GOAL:
Return the material word for word. Do not include the pictures.
────────
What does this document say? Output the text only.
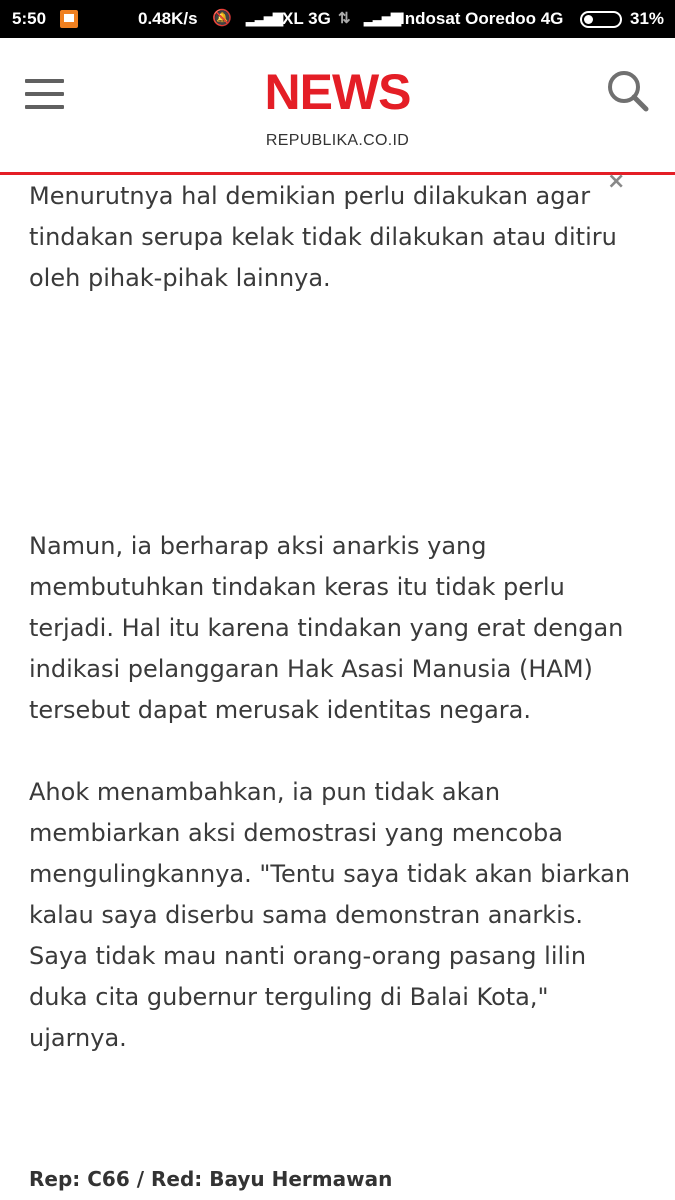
5:50	0.48K/s 🔕 ▂▃▅▇ XL 3G ⇅ ▂▃▅▇ Indosat Ooredoo 4G	31%
NEWS
REPUBLIKA.CO.ID

Menurutnya hal demikian perlu dilakukan agar tindakan serupa kelak tidak dilakukan atau ditiru oleh pihak-pihak lainnya.

×

Namun, ia berharap aksi anarkis yang membutuhkan tindakan keras itu tidak perlu terjadi. Hal itu karena tindakan yang erat dengan indikasi pelanggaran Hak Asasi Manusia (HAM) tersebut dapat merusak identitas negara.

Ahok menambahkan, ia pun tidak akan membiarkan aksi demostrasi yang mencoba mengulingkannya. "Tentu saya tidak akan biarkan kalau saya diserbu sama demonstran anarkis. Saya tidak mau nanti orang-orang pasang lilin duka cita gubernur terguling di Balai Kota," ujarnya.

Rep: C66 / Red: Bayu Hermawan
────────
OUTPUT FOR THIS EXERCISE:
What does this document say? Output the text only.
5:50	0.48K/s 🔕 ▂▃▅▇ XL 3G ⇅ ▂▃▅▇ Indosat Ooredoo 4G	31%
NEWS
REPUBLIKA.CO.ID

Menurutnya hal demikian perlu dilakukan agar tindakan serupa kelak tidak dilakukan atau ditiru oleh pihak-pihak lainnya.

×

Namun, ia berharap aksi anarkis yang membutuhkan tindakan keras itu tidak perlu terjadi. Hal itu karena tindakan yang erat dengan indikasi pelanggaran Hak Asasi Manusia (HAM) tersebut dapat merusak identitas negara.

Ahok menambahkan, ia pun tidak akan membiarkan aksi demostrasi yang mencoba mengulingkannya. "Tentu saya tidak akan biarkan kalau saya diserbu sama demonstran anarkis. Saya tidak mau nanti orang-orang pasang lilin duka cita gubernur terguling di Balai Kota," ujarnya.

Rep: C66 / Red: Bayu Hermawan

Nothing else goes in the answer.